■ SHORT PROBLEM
Each entry that follows must be output without any deviation.

(Some records)
** begin **

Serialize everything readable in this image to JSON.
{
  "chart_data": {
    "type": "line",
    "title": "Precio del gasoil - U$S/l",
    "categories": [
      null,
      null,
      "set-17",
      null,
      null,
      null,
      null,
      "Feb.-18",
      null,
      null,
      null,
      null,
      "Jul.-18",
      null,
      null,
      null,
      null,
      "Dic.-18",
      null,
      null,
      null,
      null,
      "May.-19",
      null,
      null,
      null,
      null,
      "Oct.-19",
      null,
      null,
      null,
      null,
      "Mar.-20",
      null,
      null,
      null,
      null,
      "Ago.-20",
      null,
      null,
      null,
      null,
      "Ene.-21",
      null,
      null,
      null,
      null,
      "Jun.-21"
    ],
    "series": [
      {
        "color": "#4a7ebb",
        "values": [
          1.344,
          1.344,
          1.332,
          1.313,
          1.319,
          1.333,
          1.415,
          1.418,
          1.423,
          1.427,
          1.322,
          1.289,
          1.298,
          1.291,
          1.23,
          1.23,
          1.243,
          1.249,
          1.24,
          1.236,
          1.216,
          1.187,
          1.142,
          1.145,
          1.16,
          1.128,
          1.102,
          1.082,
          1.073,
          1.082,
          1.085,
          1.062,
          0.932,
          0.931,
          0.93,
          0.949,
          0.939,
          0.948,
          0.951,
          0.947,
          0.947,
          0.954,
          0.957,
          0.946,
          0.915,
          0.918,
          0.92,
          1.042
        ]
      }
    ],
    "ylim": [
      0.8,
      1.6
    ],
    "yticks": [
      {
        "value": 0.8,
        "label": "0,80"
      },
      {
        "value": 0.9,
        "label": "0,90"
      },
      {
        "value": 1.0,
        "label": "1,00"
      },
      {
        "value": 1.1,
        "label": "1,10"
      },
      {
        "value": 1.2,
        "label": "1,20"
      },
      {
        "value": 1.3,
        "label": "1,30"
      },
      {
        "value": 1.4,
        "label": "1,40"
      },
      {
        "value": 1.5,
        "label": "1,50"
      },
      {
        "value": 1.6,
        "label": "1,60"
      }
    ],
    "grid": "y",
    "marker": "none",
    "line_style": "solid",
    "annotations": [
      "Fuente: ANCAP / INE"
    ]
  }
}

** end **

■ ANSWER
Serialize everything readable in this image to JSON.
{
  "chart_data": {
    "type": "line",
    "title": "Precio del gasoil - U$S/l",
    "categories": [
      null,
      null,
      "set-17",
      null,
      null,
      null,
      null,
      "Feb.-18",
      null,
      null,
      null,
      null,
      "Jul.-18",
      null,
      null,
      null,
      null,
      "Dic.-18",
      null,
      null,
      null,
      null,
      "May.-19",
      null,
      null,
      null,
      null,
      "Oct.-19",
      null,
      null,
      null,
      null,
      "Mar.-20",
      null,
      null,
      null,
      null,
      "Ago.-20",
      null,
      null,
      null,
      null,
      "Ene.-21",
      null,
      null,
      null,
      null,
      "Jun.-21"
    ],
    "series": [
      {
        "color": "#4a7ebb",
        "values": [
          1.344,
          1.344,
          1.332,
          1.313,
          1.319,
          1.333,
          1.415,
          1.418,
          1.423,
          1.427,
          1.322,
          1.289,
          1.298,
          1.291,
          1.23,
          1.23,
          1.243,
          1.249,
          1.24,
          1.236,
          1.216,
          1.187,
          1.142,
          1.145,
          1.16,
          1.128,
          1.102,
          1.082,
          1.073,
          1.082,
          1.085,
          1.062,
          0.932,
          0.931,
          0.93,
          0.949,
          0.939,
          0.948,
          0.951,
          0.947,
          0.947,
          0.954,
          0.957,
          0.946,
          0.915,
          0.918,
          0.92,
          1.042
        ]
      }
    ],
    "ylim": [
      0.8,
      1.6
    ],
    "yticks": [
      {
        "value": 0.8,
        "label": "0,80"
      },
      {
        "value": 0.9,
        "label": "0,90"
      },
      {
        "value": 1.0,
        "label": "1,00"
      },
      {
        "value": 1.1,
        "label": "1,10"
      },
      {
        "value": 1.2,
        "label": "1,20"
      },
      {
        "value": 1.3,
        "label": "1,30"
      },
      {
        "value": 1.4,
        "label": "1,40"
      },
      {
        "value": 1.5,
        "label": "1,50"
      },
      {
        "value": 1.6,
        "label": "1,60"
      }
    ],
    "grid": "y",
    "marker": "none",
    "line_style": "solid",
    "annotations": [
      "Fuente: ANCAP / INE"
    ]
  }
}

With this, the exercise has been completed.